Go through the listing below and gather every line with the word "major".

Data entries
○ ○ ○ ○ ○

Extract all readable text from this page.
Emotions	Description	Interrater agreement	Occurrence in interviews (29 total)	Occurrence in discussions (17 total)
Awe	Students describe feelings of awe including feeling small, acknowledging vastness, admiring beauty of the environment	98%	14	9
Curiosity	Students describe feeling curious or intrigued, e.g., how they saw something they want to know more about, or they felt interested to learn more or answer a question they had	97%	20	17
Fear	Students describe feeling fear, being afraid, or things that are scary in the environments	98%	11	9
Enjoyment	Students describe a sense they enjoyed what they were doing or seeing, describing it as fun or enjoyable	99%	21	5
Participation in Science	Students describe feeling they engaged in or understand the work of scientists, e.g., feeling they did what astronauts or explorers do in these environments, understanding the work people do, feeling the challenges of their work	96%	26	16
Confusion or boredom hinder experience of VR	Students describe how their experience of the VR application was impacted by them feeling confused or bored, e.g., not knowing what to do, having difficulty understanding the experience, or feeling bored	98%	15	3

○ ○ ○ ○ ○

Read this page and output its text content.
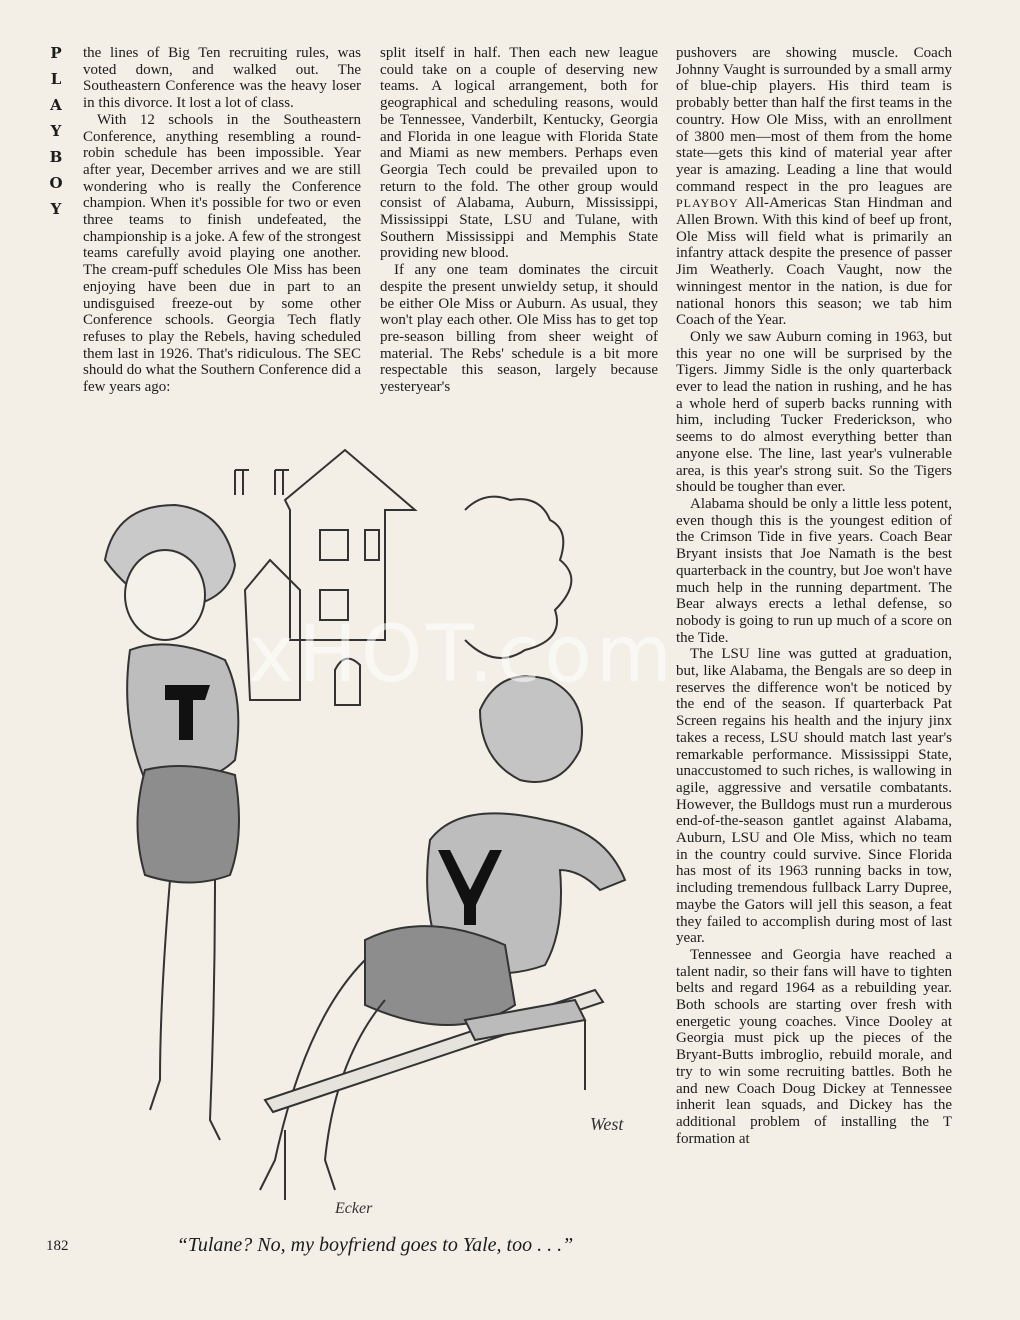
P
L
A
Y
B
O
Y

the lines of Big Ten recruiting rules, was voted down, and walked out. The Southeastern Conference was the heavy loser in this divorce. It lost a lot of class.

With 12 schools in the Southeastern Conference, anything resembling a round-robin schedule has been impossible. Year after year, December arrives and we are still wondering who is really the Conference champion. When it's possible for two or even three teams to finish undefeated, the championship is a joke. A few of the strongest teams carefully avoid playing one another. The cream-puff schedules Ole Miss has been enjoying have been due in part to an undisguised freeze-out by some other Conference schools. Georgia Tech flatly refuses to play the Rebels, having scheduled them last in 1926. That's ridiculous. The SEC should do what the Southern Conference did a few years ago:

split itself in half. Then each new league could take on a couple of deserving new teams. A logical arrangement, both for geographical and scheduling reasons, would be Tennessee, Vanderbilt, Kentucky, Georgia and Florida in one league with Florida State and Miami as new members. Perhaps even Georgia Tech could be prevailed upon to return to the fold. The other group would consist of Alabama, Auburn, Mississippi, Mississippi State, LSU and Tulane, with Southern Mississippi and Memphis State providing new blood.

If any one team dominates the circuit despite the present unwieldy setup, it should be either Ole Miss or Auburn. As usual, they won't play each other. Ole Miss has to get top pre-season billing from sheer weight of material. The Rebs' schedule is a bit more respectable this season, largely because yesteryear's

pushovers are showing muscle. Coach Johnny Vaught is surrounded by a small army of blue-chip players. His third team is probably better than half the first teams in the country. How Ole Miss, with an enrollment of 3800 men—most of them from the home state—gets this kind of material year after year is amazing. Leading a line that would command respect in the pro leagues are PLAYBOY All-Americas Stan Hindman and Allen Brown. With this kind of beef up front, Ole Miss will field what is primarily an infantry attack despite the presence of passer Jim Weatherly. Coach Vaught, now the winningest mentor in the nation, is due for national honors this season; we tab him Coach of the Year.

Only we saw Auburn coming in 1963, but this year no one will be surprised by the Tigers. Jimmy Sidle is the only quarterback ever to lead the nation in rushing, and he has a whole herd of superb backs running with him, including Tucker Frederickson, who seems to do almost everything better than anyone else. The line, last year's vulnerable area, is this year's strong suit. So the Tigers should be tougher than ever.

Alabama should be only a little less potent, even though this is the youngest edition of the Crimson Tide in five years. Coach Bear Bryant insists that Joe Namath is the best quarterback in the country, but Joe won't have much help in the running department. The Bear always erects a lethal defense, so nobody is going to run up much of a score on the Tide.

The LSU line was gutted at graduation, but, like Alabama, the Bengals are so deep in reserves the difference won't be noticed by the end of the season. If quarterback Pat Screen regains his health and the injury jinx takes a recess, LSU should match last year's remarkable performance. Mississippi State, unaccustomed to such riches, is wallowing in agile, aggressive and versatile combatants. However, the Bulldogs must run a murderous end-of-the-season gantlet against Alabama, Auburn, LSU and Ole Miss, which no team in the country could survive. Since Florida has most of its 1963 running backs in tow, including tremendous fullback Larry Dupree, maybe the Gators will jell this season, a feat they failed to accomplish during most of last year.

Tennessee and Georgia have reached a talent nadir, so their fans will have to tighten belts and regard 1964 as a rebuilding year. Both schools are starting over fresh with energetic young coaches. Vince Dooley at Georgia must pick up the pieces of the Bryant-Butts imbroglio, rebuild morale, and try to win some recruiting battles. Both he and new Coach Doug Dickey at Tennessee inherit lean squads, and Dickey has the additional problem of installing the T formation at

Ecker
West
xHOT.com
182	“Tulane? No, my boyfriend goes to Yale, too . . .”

○ ○ ○ ○ ○

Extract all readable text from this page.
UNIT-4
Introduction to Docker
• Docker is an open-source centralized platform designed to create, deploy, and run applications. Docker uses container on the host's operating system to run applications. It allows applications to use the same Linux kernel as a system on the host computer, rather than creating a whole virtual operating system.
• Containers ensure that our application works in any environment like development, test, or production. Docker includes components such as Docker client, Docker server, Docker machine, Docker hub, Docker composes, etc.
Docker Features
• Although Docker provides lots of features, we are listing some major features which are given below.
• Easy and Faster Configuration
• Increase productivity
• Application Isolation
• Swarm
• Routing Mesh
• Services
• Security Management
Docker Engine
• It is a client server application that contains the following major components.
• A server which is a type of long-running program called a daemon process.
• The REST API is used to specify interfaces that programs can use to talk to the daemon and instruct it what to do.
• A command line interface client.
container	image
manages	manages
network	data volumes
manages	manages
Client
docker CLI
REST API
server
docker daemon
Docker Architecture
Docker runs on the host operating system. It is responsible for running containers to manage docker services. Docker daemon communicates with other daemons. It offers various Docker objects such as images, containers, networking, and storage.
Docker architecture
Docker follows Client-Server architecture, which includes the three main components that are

○ ○ ○ ○ ○

Solution to this problem:
• Although Docker provides lots of features, we are listing some major features which are given below.
• It is a client server application that contains the following major components.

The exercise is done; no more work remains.